_Exercise goal_
Copy the data exactly; pictures stay out of the copy.

_Exercise inputs_
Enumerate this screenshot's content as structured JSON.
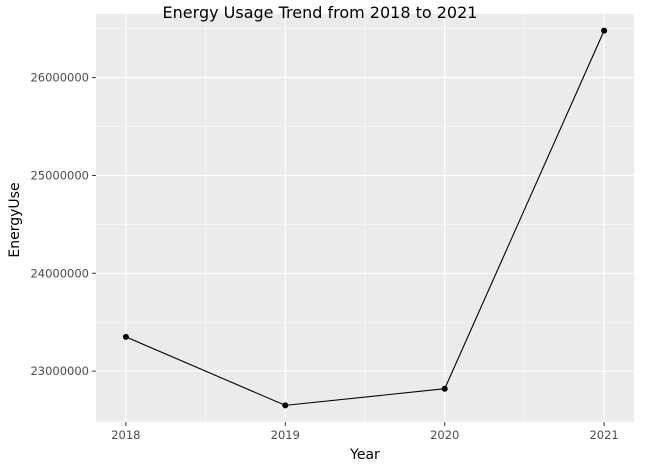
{
  "chart_data": {
    "type": "line",
    "title": "Energy Usage Trend from 2018 to 2021",
    "xlabel": "Year",
    "ylabel": "EnergyUse",
    "x": [
      2018,
      2019,
      2020,
      2021
    ],
    "series": [
      {
        "values": [
          23350000,
          22650000,
          22820000,
          26480000
        ]
      }
    ],
    "xticks": [
      "2018",
      "2019",
      "2020",
      "2021"
    ],
    "yticks": [
      "23000000",
      "24000000",
      "25000000",
      "26000000"
    ],
    "ytick_values": [
      23000000,
      24000000,
      25000000,
      26000000
    ],
    "ylim": [
      22480000,
      26650000
    ],
    "grid": true,
    "colors": {
      "panel": "#ebebeb",
      "grid": "#ffffff",
      "line": "#000000",
      "point": "#000000"
    }
  }
}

_Task answer_
Enumerate this screenshot's content as structured JSON.
{
  "chart_data": {
    "type": "line",
    "title": "Energy Usage Trend from 2018 to 2021",
    "xlabel": "Year",
    "ylabel": "EnergyUse",
    "x": [
      2018,
      2019,
      2020,
      2021
    ],
    "series": [
      {
        "values": [
          23350000,
          22650000,
          22820000,
          26480000
        ]
      }
    ],
    "xticks": [
      "2018",
      "2019",
      "2020",
      "2021"
    ],
    "yticks": [
      "23000000",
      "24000000",
      "25000000",
      "26000000"
    ],
    "ytick_values": [
      23000000,
      24000000,
      25000000,
      26000000
    ],
    "ylim": [
      22480000,
      26650000
    ],
    "grid": true,
    "colors": {
      "panel": "#ebebeb",
      "grid": "#ffffff",
      "line": "#000000",
      "point": "#000000"
    }
  }
}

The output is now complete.